Task objective.
Below are entries. Pull out all lines containing "Especies".

BEGIN

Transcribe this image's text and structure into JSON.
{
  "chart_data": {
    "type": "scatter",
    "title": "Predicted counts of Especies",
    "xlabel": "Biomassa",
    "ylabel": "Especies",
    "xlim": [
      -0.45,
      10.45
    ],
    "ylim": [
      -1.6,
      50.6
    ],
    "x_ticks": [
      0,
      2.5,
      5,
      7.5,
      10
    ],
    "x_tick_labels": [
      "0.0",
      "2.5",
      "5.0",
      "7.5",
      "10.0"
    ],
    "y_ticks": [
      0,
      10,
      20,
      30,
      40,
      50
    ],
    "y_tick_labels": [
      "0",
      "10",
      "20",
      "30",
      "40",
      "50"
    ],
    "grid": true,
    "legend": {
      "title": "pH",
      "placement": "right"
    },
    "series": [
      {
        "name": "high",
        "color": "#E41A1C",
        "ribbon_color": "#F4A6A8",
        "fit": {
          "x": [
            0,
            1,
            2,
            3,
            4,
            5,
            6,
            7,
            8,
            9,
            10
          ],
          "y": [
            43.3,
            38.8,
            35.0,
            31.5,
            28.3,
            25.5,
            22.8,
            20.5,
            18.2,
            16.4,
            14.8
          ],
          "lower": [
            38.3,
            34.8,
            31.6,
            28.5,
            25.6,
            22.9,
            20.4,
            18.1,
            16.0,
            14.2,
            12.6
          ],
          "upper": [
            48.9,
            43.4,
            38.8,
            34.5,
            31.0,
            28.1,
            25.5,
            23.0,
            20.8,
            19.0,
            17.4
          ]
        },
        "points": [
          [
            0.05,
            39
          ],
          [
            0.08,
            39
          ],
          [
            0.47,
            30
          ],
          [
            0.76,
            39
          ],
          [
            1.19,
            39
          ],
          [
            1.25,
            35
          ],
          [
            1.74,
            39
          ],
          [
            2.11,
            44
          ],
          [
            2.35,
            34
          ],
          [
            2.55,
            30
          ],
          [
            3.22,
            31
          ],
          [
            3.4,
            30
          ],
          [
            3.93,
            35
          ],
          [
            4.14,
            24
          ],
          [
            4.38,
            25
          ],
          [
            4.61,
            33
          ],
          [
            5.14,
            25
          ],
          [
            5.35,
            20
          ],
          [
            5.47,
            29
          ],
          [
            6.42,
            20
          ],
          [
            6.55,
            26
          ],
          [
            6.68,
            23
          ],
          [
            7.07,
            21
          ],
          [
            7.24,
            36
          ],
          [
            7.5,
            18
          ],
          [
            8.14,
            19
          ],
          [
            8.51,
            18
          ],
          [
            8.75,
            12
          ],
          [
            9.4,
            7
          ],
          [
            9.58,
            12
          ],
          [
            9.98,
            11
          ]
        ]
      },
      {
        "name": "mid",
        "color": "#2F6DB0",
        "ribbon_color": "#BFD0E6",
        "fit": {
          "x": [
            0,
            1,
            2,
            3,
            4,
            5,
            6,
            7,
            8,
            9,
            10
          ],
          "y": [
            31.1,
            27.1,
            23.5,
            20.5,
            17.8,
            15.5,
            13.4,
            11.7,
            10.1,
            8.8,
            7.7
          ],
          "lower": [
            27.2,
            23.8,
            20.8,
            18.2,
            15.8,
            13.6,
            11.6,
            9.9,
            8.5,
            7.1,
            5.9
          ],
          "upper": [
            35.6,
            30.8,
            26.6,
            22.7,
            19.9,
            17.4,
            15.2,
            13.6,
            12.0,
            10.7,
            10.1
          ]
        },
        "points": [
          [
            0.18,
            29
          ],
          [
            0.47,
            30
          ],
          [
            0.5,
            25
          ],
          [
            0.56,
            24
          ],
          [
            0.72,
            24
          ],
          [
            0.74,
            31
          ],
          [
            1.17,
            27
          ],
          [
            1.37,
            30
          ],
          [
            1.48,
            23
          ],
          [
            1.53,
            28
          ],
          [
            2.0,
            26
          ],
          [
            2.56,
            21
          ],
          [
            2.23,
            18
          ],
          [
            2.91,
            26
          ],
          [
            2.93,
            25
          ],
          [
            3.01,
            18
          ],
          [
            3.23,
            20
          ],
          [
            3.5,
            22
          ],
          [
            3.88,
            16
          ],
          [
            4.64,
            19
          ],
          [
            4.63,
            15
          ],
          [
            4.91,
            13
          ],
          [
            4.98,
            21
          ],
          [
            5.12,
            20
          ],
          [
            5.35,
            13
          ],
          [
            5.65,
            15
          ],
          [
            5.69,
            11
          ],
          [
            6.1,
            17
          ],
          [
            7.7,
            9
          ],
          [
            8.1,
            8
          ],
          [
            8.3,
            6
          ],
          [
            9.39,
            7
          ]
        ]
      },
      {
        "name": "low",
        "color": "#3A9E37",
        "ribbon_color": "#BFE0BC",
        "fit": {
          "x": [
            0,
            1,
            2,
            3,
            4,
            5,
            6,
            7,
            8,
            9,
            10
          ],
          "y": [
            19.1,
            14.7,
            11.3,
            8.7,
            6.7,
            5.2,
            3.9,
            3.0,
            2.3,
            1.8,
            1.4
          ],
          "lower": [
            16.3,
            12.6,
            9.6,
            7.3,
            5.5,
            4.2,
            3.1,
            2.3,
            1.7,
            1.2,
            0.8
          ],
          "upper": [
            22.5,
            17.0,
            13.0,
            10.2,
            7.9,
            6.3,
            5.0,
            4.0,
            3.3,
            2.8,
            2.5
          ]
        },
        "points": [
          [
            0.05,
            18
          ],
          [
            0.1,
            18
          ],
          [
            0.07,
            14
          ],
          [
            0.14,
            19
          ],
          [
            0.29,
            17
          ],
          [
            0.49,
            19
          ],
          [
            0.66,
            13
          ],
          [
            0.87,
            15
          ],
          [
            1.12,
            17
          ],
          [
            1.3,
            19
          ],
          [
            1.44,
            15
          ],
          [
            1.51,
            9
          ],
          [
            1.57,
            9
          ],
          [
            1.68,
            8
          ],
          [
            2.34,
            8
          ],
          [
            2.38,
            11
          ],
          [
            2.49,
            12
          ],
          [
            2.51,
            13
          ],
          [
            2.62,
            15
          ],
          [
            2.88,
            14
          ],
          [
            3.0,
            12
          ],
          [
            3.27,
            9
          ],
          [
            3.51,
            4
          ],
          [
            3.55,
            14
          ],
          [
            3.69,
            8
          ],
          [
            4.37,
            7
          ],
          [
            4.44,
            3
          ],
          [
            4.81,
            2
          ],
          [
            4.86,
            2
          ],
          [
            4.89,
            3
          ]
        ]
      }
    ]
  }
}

END

Complete output.
    "title": "Predicted counts of Especies",
    "ylabel": "Especies",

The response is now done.